Some records
====================

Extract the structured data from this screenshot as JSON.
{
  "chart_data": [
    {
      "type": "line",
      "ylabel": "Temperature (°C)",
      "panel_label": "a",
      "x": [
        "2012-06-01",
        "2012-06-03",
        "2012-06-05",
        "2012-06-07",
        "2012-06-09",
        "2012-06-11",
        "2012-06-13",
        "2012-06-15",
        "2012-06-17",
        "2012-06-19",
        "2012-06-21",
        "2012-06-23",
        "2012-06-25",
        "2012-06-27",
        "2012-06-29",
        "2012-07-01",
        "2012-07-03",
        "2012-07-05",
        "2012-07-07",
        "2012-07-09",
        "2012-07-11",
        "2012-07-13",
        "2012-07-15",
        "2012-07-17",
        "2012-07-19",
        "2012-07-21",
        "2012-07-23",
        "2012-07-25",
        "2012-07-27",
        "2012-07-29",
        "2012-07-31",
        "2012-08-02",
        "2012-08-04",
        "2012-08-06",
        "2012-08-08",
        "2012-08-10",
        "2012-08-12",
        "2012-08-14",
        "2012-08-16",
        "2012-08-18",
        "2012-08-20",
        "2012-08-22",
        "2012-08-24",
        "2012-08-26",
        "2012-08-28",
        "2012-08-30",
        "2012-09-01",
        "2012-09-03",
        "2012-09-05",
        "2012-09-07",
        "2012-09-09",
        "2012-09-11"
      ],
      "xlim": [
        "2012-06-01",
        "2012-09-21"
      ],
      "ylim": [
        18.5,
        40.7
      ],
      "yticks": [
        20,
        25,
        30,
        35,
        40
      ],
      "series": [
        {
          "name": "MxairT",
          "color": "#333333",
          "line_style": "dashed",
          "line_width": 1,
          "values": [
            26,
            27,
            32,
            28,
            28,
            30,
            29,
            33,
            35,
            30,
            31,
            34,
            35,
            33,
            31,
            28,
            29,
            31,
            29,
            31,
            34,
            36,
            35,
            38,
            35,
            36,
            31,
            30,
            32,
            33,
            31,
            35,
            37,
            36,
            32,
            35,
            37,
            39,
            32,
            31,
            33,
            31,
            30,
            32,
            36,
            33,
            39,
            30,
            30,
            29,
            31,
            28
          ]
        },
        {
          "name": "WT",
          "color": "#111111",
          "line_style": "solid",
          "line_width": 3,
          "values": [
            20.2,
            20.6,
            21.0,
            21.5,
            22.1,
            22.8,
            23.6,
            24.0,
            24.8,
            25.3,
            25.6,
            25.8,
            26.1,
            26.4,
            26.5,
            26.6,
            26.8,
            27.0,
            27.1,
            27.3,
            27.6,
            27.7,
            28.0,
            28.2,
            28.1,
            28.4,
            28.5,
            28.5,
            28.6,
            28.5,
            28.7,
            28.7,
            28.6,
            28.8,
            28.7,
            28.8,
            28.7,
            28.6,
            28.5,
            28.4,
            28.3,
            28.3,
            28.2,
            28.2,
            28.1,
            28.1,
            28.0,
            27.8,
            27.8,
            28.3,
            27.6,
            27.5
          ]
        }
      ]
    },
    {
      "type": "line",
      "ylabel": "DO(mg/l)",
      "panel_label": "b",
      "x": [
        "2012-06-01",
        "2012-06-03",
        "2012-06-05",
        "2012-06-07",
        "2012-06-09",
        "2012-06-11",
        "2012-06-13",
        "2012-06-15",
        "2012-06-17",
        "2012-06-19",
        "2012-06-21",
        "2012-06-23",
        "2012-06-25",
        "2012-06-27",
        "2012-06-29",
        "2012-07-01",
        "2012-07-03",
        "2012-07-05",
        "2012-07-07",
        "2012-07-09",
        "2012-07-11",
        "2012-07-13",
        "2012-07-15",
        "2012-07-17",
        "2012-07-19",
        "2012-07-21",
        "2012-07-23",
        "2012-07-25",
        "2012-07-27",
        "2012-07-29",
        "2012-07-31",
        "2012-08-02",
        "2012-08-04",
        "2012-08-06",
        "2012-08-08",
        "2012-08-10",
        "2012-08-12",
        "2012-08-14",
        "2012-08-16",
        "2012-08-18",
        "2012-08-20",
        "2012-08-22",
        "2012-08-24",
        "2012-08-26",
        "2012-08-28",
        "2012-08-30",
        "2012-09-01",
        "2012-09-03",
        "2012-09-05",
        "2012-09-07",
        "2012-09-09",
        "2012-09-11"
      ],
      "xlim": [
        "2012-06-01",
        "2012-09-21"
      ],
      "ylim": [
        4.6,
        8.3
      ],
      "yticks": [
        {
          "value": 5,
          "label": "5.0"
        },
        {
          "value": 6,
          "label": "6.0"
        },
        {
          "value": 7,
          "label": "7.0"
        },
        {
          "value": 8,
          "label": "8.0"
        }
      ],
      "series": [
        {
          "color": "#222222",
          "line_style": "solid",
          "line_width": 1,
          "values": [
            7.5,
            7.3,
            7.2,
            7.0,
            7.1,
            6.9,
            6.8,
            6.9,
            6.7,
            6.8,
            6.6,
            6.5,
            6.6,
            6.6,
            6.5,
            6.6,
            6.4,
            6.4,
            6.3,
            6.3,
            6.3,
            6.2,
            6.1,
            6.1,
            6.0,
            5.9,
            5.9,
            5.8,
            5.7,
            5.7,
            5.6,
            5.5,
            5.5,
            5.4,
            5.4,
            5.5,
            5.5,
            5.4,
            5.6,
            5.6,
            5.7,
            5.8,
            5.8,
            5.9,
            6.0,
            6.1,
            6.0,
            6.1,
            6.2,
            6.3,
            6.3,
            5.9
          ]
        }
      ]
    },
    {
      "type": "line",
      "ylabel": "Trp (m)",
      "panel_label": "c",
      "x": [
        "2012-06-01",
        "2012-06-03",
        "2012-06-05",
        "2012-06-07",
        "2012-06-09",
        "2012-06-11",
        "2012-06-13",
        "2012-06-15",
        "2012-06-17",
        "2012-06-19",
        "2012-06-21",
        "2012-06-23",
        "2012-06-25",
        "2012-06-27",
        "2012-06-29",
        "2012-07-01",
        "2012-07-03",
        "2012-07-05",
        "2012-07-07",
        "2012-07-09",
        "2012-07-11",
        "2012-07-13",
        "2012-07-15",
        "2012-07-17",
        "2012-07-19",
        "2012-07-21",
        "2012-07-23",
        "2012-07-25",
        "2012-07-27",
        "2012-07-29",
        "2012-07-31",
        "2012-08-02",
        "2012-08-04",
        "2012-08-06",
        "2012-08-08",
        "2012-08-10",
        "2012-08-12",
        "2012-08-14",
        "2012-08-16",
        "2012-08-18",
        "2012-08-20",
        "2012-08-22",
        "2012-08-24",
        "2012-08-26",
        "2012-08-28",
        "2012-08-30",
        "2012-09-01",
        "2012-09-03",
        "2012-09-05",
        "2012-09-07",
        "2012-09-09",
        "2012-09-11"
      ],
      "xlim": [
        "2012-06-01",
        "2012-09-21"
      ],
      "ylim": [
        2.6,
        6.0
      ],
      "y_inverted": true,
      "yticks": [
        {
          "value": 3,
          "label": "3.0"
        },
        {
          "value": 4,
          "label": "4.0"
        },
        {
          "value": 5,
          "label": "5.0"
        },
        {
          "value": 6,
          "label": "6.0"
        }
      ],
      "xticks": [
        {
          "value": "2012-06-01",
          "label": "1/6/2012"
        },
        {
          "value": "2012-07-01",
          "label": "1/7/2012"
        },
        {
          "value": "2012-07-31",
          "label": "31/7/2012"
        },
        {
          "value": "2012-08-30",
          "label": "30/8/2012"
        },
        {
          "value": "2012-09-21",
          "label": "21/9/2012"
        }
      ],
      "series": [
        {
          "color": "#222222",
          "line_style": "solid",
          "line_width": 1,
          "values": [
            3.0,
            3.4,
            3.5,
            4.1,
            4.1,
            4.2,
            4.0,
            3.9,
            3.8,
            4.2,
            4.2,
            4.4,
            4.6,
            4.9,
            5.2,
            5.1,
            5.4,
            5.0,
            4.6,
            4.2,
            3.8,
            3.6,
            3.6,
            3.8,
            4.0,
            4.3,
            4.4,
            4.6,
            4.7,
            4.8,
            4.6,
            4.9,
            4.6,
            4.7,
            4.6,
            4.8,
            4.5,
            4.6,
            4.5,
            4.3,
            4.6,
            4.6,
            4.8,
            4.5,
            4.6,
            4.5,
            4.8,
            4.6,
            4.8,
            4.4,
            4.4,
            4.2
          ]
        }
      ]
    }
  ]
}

====================

* Directions for this task
Go through the material and select each line with the string "ylabel" in it.

* Result of this task
      "ylabel": "Temperature (°C)",
      "ylabel": "DO(mg/l)",
      "ylabel": "Trp (m)",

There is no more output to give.